_Written problem:_
Write down each entry again, exactly as it reads.

[Start of Supplied information]

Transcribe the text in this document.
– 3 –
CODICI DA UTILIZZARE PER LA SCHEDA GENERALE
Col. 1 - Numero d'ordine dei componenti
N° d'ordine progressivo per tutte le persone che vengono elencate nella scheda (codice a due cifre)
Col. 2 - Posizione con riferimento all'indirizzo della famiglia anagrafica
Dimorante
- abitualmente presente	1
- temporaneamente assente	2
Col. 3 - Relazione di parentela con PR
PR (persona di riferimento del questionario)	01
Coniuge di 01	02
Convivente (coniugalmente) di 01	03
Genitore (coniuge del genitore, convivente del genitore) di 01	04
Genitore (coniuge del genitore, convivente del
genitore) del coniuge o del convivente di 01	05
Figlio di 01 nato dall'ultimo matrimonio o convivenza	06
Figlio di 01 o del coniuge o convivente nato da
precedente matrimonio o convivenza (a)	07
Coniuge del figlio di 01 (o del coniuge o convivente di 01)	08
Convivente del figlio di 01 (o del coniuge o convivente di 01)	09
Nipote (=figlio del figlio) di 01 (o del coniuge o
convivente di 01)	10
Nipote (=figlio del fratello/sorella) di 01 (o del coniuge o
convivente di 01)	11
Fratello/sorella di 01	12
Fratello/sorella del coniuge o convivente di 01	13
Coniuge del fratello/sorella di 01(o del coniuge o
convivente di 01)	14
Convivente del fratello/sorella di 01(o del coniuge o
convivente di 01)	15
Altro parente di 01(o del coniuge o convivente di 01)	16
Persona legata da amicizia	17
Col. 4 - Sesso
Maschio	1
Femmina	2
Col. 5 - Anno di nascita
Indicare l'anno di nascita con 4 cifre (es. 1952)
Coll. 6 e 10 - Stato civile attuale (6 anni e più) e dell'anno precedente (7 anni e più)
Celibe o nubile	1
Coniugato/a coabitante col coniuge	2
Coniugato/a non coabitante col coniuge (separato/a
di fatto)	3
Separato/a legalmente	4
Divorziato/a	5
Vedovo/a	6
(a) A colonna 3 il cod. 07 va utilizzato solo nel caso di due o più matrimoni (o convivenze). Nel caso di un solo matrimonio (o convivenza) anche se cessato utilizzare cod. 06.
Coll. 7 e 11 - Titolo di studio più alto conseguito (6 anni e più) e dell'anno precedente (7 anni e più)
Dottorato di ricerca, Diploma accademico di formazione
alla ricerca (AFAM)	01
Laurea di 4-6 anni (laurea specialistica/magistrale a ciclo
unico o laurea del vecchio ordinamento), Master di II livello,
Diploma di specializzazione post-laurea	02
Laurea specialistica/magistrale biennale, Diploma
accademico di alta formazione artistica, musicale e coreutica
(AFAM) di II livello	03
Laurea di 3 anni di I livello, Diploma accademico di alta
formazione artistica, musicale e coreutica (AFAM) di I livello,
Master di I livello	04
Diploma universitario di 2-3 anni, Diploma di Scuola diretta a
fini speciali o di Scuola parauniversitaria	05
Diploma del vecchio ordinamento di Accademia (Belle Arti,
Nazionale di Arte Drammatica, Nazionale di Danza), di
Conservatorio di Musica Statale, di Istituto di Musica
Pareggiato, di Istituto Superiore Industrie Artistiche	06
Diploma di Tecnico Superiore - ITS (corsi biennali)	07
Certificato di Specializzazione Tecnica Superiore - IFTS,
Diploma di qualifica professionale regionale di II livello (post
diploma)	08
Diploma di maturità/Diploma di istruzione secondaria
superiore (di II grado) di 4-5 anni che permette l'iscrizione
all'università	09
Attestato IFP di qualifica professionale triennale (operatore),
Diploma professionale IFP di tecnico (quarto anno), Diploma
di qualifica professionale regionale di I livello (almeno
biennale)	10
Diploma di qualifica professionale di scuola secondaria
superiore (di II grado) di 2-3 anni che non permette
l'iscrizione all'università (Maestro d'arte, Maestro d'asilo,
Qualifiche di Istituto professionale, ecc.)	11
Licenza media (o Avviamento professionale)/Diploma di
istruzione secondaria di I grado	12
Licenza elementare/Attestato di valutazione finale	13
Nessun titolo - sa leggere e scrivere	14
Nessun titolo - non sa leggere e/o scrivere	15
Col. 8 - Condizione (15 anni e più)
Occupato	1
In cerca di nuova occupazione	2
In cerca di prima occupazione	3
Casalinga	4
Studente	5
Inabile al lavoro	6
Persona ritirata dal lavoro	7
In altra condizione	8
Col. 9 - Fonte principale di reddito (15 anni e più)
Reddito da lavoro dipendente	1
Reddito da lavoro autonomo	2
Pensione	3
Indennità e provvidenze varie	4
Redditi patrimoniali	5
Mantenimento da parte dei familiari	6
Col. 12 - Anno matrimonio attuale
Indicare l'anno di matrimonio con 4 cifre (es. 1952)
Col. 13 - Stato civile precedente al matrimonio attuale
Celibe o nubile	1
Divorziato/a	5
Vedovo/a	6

[End of Supplied information]

_Reply:_
Transcribe the text in this document.
– 3 –
CODICI DA UTILIZZARE PER LA SCHEDA GENERALE
Col. 1 - Numero d'ordine dei componenti
N° d'ordine progressivo per tutte le persone che vengono elencate nella scheda (codice a due cifre)
Col. 2 - Posizione con riferimento all'indirizzo della famiglia anagrafica
Dimorante
- abitualmente presente	1
- temporaneamente assente	2
Col. 3 - Relazione di parentela con PR
PR (persona di riferimento del questionario)	01
Coniuge di 01	02
Convivente (coniugalmente) di 01	03
Genitore (coniuge del genitore, convivente del genitore) di 01	04
Genitore (coniuge del genitore, convivente del
genitore) del coniuge o del convivente di 01	05
Figlio di 01 nato dall'ultimo matrimonio o convivenza	06
Figlio di 01 o del coniuge o convivente nato da
precedente matrimonio o convivenza (a)	07
Coniuge del figlio di 01 (o del coniuge o convivente di 01)	08
Convivente del figlio di 01 (o del coniuge o convivente di 01)	09
Nipote (=figlio del figlio) di 01 (o del coniuge o
convivente di 01)	10
Nipote (=figlio del fratello/sorella) di 01 (o del coniuge o
convivente di 01)	11
Fratello/sorella di 01	12
Fratello/sorella del coniuge o convivente di 01	13
Coniuge del fratello/sorella di 01(o del coniuge o
convivente di 01)	14
Convivente del fratello/sorella di 01(o del coniuge o
convivente di 01)	15
Altro parente di 01(o del coniuge o convivente di 01)	16
Persona legata da amicizia	17
Col. 4 - Sesso
Maschio	1
Femmina	2
Col. 5 - Anno di nascita
Indicare l'anno di nascita con 4 cifre (es. 1952)
Coll. 6 e 10 - Stato civile attuale (6 anni e più) e dell'anno precedente (7 anni e più)
Celibe o nubile	1
Coniugato/a coabitante col coniuge	2
Coniugato/a non coabitante col coniuge (separato/a
di fatto)	3
Separato/a legalmente	4
Divorziato/a	5
Vedovo/a	6
(a) A colonna 3 il cod. 07 va utilizzato solo nel caso di due o più matrimoni (o convivenze). Nel caso di un solo matrimonio (o convivenza) anche se cessato utilizzare cod. 06.
Coll. 7 e 11 - Titolo di studio più alto conseguito (6 anni e più) e dell'anno precedente (7 anni e più)
Dottorato di ricerca, Diploma accademico di formazione
alla ricerca (AFAM)	01
Laurea di 4-6 anni (laurea specialistica/magistrale a ciclo
unico o laurea del vecchio ordinamento), Master di II livello,
Diploma di specializzazione post-laurea	02
Laurea specialistica/magistrale biennale, Diploma
accademico di alta formazione artistica, musicale e coreutica
(AFAM) di II livello	03
Laurea di 3 anni di I livello, Diploma accademico di alta
formazione artistica, musicale e coreutica (AFAM) di I livello,
Master di I livello	04
Diploma universitario di 2-3 anni, Diploma di Scuola diretta a
fini speciali o di Scuola parauniversitaria	05
Diploma del vecchio ordinamento di Accademia (Belle Arti,
Nazionale di Arte Drammatica, Nazionale di Danza), di
Conservatorio di Musica Statale, di Istituto di Musica
Pareggiato, di Istituto Superiore Industrie Artistiche	06
Diploma di Tecnico Superiore - ITS (corsi biennali)	07
Certificato di Specializzazione Tecnica Superiore - IFTS,
Diploma di qualifica professionale regionale di II livello (post
diploma)	08
Diploma di maturità/Diploma di istruzione secondaria
superiore (di II grado) di 4-5 anni che permette l'iscrizione
all'università	09
Attestato IFP di qualifica professionale triennale (operatore),
Diploma professionale IFP di tecnico (quarto anno), Diploma
di qualifica professionale regionale di I livello (almeno
biennale)	10
Diploma di qualifica professionale di scuola secondaria
superiore (di II grado) di 2-3 anni che non permette
l'iscrizione all'università (Maestro d'arte, Maestro d'asilo,
Qualifiche di Istituto professionale, ecc.)	11
Licenza media (o Avviamento professionale)/Diploma di
istruzione secondaria di I grado	12
Licenza elementare/Attestato di valutazione finale	13
Nessun titolo - sa leggere e scrivere	14
Nessun titolo - non sa leggere e/o scrivere	15
Col. 8 - Condizione (15 anni e più)
Occupato	1
In cerca di nuova occupazione	2
In cerca di prima occupazione	3
Casalinga	4
Studente	5
Inabile al lavoro	6
Persona ritirata dal lavoro	7
In altra condizione	8
Col. 9 - Fonte principale di reddito (15 anni e più)
Reddito da lavoro dipendente	1
Reddito da lavoro autonomo	2
Pensione	3
Indennità e provvidenze varie	4
Redditi patrimoniali	5
Mantenimento da parte dei familiari	6
Col. 12 - Anno matrimonio attuale
Indicare l'anno di matrimonio con 4 cifre (es. 1952)
Col. 13 - Stato civile precedente al matrimonio attuale
Celibe o nubile	1
Divorziato/a	5
Vedovo/a	6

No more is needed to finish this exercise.